▶ **Records to process**:
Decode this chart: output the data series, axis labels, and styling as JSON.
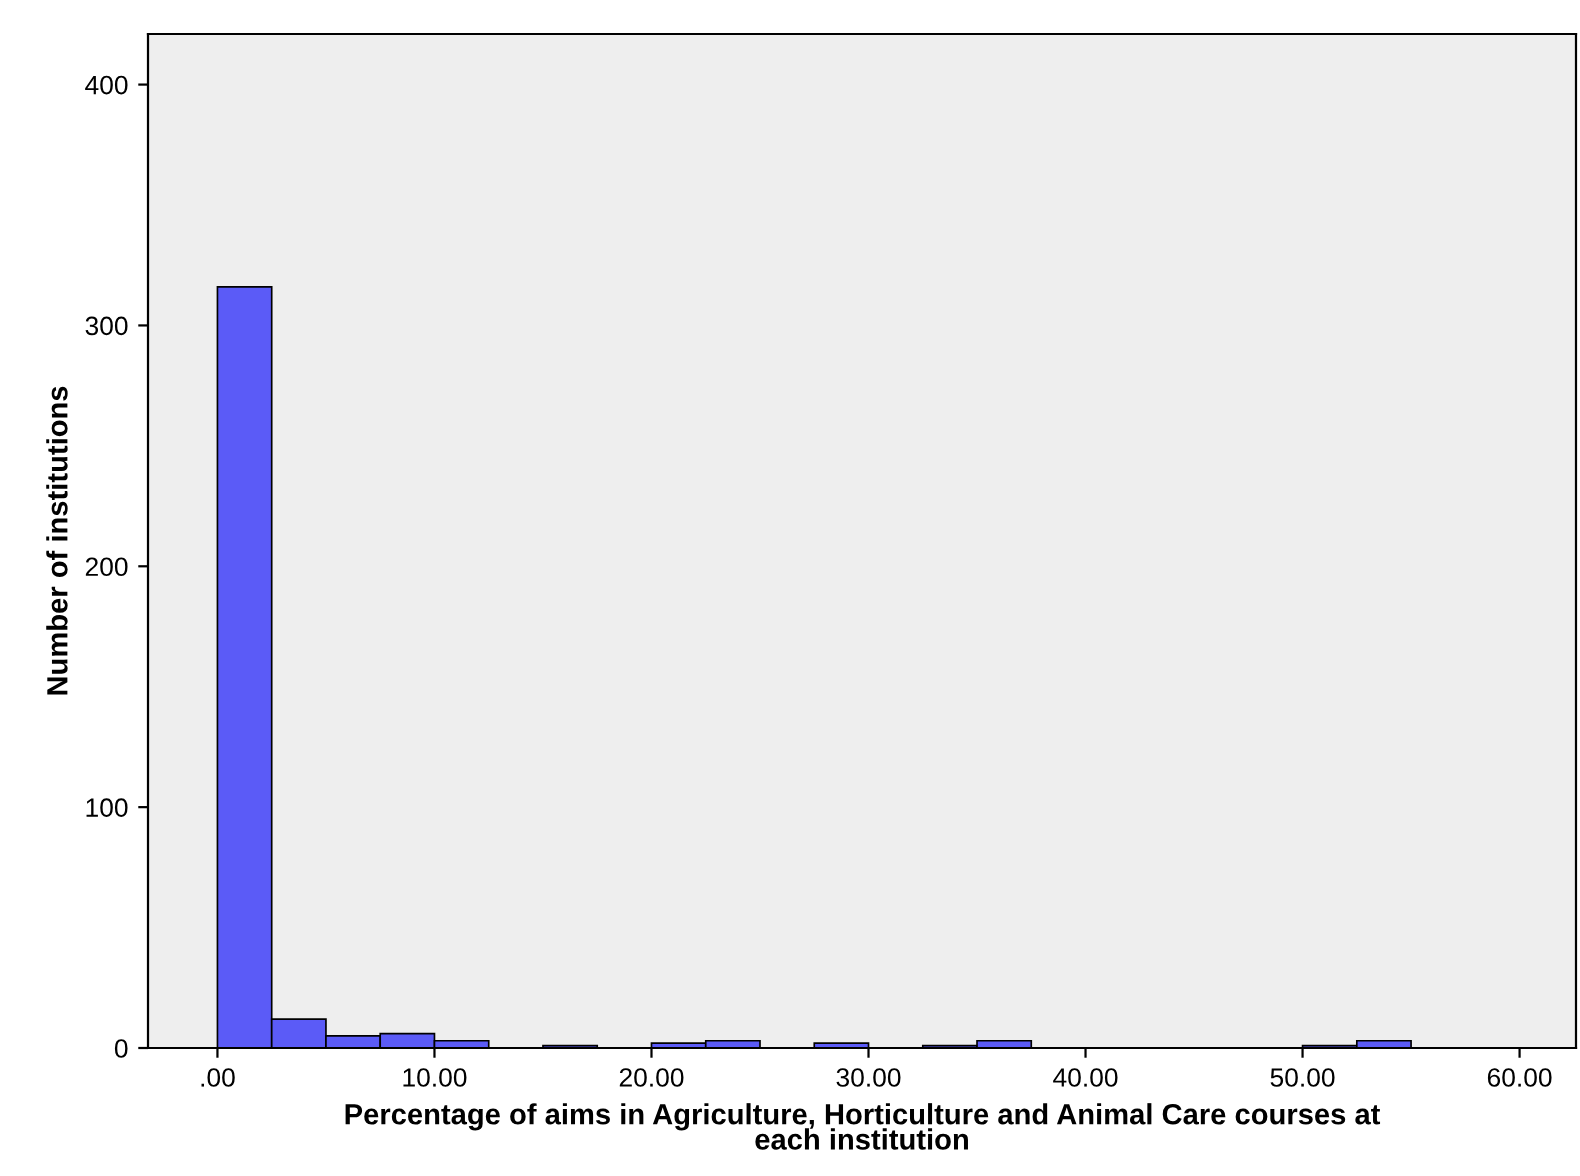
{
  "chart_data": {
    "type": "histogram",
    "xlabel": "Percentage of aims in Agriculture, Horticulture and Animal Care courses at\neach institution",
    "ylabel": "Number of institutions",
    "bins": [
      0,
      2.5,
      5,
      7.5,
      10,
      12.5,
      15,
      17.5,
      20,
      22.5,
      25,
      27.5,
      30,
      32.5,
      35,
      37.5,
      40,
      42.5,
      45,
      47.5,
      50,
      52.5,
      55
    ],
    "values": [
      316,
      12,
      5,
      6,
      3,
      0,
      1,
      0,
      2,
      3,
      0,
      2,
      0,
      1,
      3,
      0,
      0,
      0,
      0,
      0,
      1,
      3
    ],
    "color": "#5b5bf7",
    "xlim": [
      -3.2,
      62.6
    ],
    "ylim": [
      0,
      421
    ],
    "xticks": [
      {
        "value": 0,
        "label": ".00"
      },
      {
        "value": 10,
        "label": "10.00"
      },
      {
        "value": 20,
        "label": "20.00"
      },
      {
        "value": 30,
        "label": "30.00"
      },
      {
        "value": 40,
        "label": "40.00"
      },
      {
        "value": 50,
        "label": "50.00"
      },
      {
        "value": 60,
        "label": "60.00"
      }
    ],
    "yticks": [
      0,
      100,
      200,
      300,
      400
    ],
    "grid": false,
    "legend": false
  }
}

--

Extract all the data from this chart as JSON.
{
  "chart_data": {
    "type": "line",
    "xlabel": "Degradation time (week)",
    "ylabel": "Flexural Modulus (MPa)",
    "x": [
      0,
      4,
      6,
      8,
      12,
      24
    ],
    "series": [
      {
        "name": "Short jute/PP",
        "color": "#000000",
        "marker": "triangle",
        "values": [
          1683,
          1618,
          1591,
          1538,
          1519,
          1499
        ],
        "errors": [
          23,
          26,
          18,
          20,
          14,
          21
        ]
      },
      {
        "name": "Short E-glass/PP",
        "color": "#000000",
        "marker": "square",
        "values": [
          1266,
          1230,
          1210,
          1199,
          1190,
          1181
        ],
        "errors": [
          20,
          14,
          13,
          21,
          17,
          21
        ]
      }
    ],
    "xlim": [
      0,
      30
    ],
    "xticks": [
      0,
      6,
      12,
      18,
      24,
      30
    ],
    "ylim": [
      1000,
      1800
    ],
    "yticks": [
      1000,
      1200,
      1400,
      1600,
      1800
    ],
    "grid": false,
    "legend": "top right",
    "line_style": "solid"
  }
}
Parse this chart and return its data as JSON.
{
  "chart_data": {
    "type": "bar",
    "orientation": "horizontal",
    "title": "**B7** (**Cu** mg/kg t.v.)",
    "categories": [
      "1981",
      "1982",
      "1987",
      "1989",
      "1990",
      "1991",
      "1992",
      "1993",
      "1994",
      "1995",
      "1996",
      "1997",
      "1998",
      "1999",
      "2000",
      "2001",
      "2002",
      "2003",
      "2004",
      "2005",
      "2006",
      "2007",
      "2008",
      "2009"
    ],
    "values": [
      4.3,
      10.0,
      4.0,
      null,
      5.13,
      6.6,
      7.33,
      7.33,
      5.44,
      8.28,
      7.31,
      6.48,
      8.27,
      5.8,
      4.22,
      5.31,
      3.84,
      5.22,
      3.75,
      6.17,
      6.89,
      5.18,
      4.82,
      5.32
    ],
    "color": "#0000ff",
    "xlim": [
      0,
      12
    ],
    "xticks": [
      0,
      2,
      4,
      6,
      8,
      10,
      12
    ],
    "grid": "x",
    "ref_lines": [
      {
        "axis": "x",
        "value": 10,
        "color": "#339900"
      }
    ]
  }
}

▶ **Written request**: Find the word "xlabel" in the data and copy out each line where it turns up.

▶ **Result of this task**:
    "xlabel": "Percentage of aims in Agriculture, Horticulture and Animal Care courses at\neach institution",
    "xlabel": "Degradation time (week)",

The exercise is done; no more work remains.